Scan the data below and pick out the lines containing the word "DMSO".

▽

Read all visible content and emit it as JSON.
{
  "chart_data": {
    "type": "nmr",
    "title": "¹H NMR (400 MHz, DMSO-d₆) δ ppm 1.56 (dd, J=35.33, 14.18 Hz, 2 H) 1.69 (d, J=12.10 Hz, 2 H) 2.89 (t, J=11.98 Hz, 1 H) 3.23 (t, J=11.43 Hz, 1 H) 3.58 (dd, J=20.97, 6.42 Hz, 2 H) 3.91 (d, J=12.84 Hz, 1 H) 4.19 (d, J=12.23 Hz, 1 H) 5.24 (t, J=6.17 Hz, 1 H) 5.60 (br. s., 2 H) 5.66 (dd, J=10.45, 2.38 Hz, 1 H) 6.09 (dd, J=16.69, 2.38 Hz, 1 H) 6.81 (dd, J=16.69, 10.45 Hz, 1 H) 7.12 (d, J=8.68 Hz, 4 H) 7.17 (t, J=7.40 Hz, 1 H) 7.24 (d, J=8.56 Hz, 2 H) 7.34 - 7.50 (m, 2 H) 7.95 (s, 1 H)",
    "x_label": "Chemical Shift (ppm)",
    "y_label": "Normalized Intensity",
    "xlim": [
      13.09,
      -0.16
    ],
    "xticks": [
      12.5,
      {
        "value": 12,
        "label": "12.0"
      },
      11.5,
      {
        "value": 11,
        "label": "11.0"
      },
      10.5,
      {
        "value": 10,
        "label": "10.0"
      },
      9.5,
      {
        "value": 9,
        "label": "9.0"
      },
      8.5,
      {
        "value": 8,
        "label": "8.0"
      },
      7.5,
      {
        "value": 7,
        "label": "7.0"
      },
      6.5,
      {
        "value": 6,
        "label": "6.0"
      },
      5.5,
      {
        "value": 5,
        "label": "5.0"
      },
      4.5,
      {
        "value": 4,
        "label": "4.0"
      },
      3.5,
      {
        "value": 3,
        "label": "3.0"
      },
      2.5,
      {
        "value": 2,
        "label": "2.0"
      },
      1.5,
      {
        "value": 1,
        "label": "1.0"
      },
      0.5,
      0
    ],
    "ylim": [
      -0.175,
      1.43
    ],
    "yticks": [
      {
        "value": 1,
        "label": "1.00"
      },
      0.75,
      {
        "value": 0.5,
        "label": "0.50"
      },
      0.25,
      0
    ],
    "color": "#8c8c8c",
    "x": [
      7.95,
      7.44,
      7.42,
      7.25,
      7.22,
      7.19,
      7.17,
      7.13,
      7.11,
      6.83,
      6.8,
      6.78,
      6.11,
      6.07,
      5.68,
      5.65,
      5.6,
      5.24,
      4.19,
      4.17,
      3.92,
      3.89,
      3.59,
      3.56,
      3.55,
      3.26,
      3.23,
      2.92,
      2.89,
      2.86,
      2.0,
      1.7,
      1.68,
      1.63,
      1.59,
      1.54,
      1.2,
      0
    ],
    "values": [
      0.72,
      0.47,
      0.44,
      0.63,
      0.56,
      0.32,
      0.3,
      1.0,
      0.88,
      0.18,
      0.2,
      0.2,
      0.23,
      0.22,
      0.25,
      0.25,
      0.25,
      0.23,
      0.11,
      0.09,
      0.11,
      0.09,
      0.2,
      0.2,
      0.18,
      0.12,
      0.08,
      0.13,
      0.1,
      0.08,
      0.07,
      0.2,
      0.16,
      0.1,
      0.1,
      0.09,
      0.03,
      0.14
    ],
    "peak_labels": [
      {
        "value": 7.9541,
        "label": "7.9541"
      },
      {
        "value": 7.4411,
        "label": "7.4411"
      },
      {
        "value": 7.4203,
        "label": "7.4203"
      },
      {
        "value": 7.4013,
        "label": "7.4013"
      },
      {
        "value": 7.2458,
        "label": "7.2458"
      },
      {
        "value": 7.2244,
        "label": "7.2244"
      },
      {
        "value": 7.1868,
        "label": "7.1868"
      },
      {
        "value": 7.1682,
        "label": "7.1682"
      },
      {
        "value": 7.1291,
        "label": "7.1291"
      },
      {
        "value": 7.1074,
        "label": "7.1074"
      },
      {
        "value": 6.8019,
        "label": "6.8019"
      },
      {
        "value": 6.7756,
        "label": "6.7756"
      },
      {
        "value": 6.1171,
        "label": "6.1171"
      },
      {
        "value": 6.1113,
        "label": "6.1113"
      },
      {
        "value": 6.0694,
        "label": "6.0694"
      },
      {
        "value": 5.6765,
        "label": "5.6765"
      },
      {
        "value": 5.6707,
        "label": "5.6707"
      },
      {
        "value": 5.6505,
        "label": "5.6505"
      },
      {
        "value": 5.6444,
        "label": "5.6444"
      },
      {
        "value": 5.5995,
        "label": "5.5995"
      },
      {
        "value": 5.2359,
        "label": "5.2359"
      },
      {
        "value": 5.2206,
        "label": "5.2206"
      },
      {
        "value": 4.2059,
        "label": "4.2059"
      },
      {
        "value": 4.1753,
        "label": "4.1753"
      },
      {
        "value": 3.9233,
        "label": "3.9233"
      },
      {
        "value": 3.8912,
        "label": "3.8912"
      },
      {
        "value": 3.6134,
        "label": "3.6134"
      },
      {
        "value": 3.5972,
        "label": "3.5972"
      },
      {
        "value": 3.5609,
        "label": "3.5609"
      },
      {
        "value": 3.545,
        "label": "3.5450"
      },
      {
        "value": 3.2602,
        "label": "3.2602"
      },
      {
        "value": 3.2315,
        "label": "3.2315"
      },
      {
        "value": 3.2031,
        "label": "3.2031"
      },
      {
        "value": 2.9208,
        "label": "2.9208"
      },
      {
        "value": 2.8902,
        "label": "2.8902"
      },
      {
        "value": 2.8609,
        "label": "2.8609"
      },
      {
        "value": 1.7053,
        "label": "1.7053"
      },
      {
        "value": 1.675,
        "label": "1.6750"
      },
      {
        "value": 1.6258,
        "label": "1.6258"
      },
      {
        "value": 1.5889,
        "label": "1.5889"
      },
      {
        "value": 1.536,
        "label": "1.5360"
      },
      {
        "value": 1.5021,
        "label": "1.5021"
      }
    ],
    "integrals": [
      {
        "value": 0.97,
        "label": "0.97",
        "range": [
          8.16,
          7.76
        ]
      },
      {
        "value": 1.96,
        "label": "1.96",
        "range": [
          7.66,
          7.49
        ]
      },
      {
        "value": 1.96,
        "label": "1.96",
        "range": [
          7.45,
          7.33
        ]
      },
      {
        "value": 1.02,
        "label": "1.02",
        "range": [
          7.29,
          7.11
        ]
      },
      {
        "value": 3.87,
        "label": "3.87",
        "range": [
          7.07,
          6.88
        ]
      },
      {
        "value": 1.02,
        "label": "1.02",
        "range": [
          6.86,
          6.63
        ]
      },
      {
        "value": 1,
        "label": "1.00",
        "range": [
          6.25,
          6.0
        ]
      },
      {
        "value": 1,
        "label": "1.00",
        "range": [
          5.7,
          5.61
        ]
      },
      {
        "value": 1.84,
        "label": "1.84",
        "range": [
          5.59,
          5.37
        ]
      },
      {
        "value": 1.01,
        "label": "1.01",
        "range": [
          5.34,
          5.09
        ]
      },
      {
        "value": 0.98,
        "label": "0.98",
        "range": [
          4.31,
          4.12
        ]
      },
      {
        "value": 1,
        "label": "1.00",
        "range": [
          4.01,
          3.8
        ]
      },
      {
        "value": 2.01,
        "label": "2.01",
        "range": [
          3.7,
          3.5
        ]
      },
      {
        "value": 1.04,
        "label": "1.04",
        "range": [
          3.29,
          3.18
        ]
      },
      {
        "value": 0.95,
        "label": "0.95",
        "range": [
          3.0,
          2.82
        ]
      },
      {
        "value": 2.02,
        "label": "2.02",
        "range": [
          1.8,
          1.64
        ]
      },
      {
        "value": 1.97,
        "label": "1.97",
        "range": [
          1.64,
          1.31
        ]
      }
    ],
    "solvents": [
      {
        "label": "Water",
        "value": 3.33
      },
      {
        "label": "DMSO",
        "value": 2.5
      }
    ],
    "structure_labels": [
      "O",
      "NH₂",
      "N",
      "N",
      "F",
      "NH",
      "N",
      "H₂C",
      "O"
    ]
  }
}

△

**Solution for this exercise:**
    "title": "¹H NMR (400 MHz, DMSO-d₆) δ ppm 1.56 (dd, J=35.33, 14.18 Hz, 2 H) 1.69 (d, J=12.10 Hz, 2 H) 2.89 (t, J=11.98 Hz, 1 H) 3.23 (t, J=11.43 Hz, 1 H) 3.58 (dd, J=20.97, 6.42 Hz, 2 H) 3.91 (d, J=12.84 Hz, 1 H) 4.19 (d, J=12.23 Hz, 1 H) 5.24 (t, J=6.17 Hz, 1 H) 5.60 (br. s., 2 H) 5.66 (dd, J=10.45, 2.38 Hz, 1 H) 6.09 (dd, J=16.69, 2.38 Hz, 1 H) 6.81 (dd, J=16.69, 10.45 Hz, 1 H) 7.12 (d, J=8.68 Hz, 4 H) 7.17 (t, J=7.40 Hz, 1 H) 7.24 (d, J=8.56 Hz, 2 H) 7.34 - 7.50 (m, 2 H) 7.95 (s, 1 H)",
        "label": "DMSO",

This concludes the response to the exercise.